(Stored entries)
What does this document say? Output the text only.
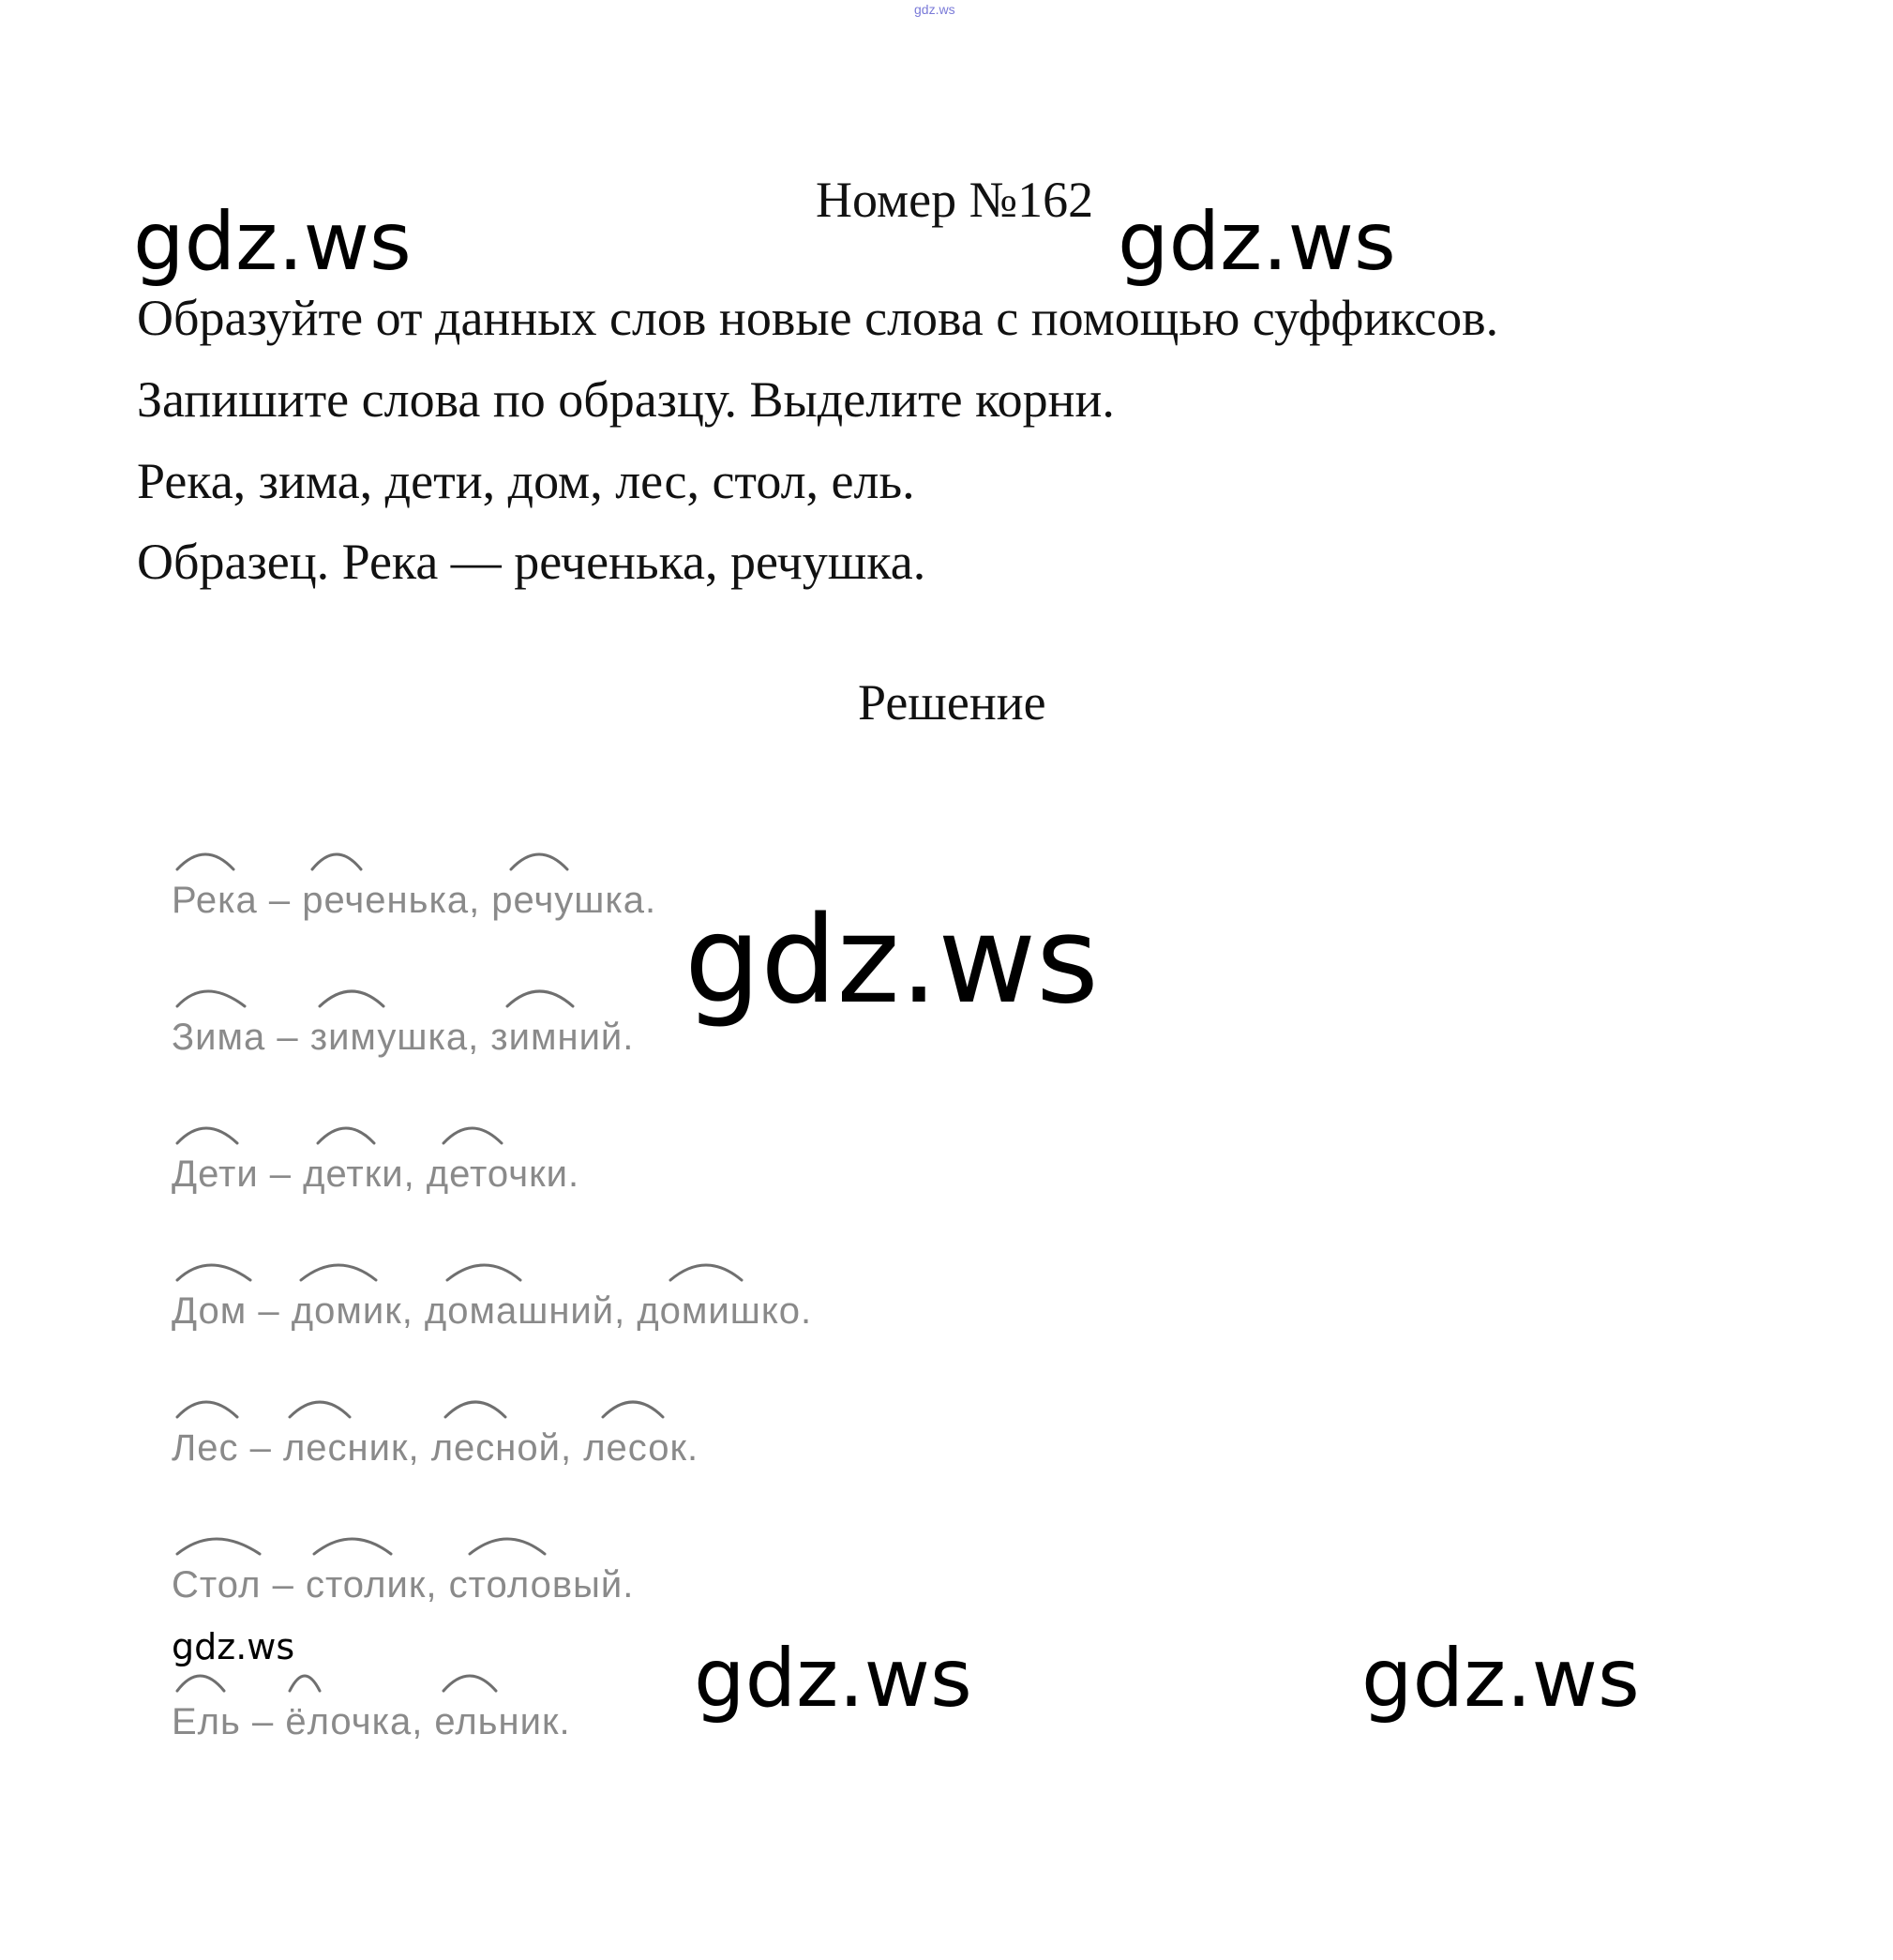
gdz.ws
Номер №162
gdz.ws	gdz.ws
Образуйте от данных слов новые слова с помощью суффиксов.
Запишите слова по образцу. Выделите корни.
Река, зима, дети, дом, лес, стол, ель.
Образец. Река — реченька, речушка.
Решение
Река – реченька, речушка.
Зима – зимушка, зимний.
Дети – детки, деточки.
Дом – домик, домашний, домишко.
Лес – лесник, лесной, лесок.
Стол – столик, столовый.
Ель – ёлочка, ельник.
gdz.ws
gdz.ws	gdz.ws	gdz.ws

> [WHAT IS EXPECTED]
Without the pictures, print the whole listing exactly as given.

> [THE RESULT]
What does this document say? Output the text only.
gdz.ws
Номер №162
gdz.ws	gdz.ws
Образуйте от данных слов новые слова с помощью суффиксов.
Запишите слова по образцу. Выделите корни.
Река, зима, дети, дом, лес, стол, ель.
Образец. Река — реченька, речушка.
Решение
Река – реченька, речушка.
Зима – зимушка, зимний.
Дети – детки, деточки.
Дом – домик, домашний, домишко.
Лес – лесник, лесной, лесок.
Стол – столик, столовый.
Ель – ёлочка, ельник.
gdz.ws
gdz.ws	gdz.ws	gdz.ws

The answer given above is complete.